◆ Task to carry out
Make an exact copy of all the material below, apart from the pictures.

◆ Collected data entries
^^^^^^^^

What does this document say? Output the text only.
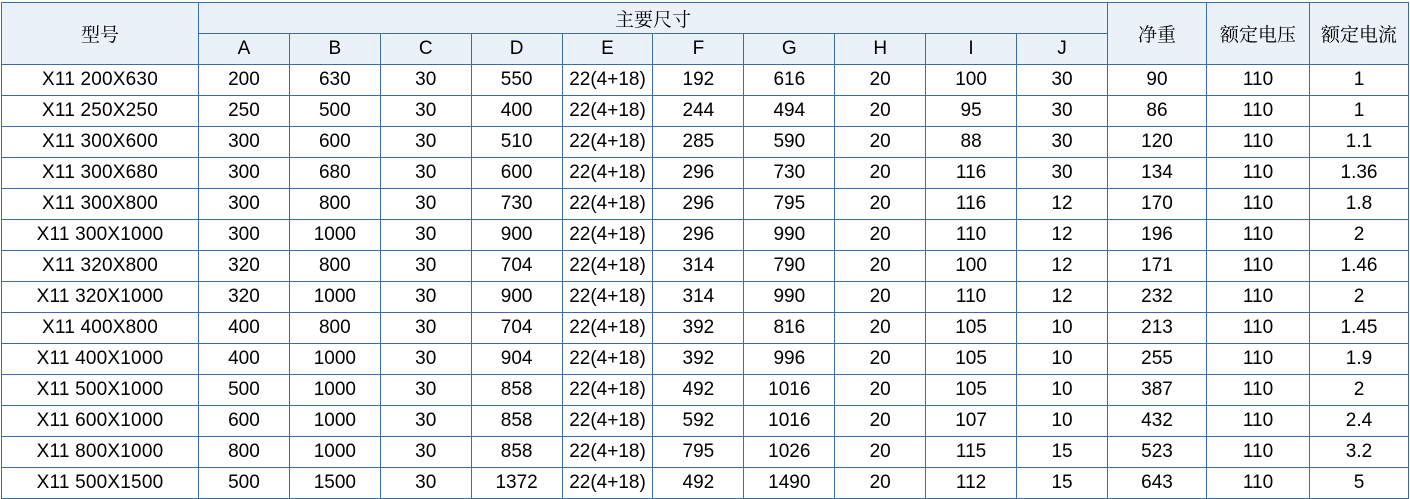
型号	主要尺寸										净重	额定电压	额定电流
	A	B	C	D	E	F	G	H	I	J			
X11 200X630	200	630	30	550	22(4+18)	192	616	20	100	30	90	110	1
X11 250X250	250	500	30	400	22(4+18)	244	494	20	95	30	86	110	1
X11 300X600	300	600	30	510	22(4+18)	285	590	20	88	30	120	110	1.1
X11 300X680	300	680	30	600	22(4+18)	296	730	20	116	30	134	110	1.36
X11 300X800	300	800	30	730	22(4+18)	296	795	20	116	12	170	110	1.8
X11 300X1000	300	1000	30	900	22(4+18)	296	990	20	110	12	196	110	2
X11 320X800	320	800	30	704	22(4+18)	314	790	20	100	12	171	110	1.46
X11 320X1000	320	1000	30	900	22(4+18)	314	990	20	110	12	232	110	2
X11 400X800	400	800	30	704	22(4+18)	392	816	20	105	10	213	110	1.45
X11 400X1000	400	1000	30	904	22(4+18)	392	996	20	105	10	255	110	1.9
X11 500X1000	500	1000	30	858	22(4+18)	492	1016	20	105	10	387	110	2
X11 600X1000	600	1000	30	858	22(4+18)	592	1016	20	107	10	432	110	2.4
X11 800X1000	800	1000	30	858	22(4+18)	795	1026	20	115	15	523	110	3.2
X11 500X1500	500	1500	30	1372	22(4+18)	492	1490	20	112	15	643	110	5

^^^^^^^^

◆ Finished exercise
What does this document say? Output the text only.
型号	主要尺寸										净重	额定电压	额定电流
	A	B	C	D	E	F	G	H	I	J			
X11 200X630	200	630	30	550	22(4+18)	192	616	20	100	30	90	110	1
X11 250X250	250	500	30	400	22(4+18)	244	494	20	95	30	86	110	1
X11 300X600	300	600	30	510	22(4+18)	285	590	20	88	30	120	110	1.1
X11 300X680	300	680	30	600	22(4+18)	296	730	20	116	30	134	110	1.36
X11 300X800	300	800	30	730	22(4+18)	296	795	20	116	12	170	110	1.8
X11 300X1000	300	1000	30	900	22(4+18)	296	990	20	110	12	196	110	2
X11 320X800	320	800	30	704	22(4+18)	314	790	20	100	12	171	110	1.46
X11 320X1000	320	1000	30	900	22(4+18)	314	990	20	110	12	232	110	2
X11 400X800	400	800	30	704	22(4+18)	392	816	20	105	10	213	110	1.45
X11 400X1000	400	1000	30	904	22(4+18)	392	996	20	105	10	255	110	1.9
X11 500X1000	500	1000	30	858	22(4+18)	492	1016	20	105	10	387	110	2
X11 600X1000	600	1000	30	858	22(4+18)	592	1016	20	107	10	432	110	2.4
X11 800X1000	800	1000	30	858	22(4+18)	795	1026	20	115	15	523	110	3.2
X11 500X1500	500	1500	30	1372	22(4+18)	492	1490	20	112	15	643	110	5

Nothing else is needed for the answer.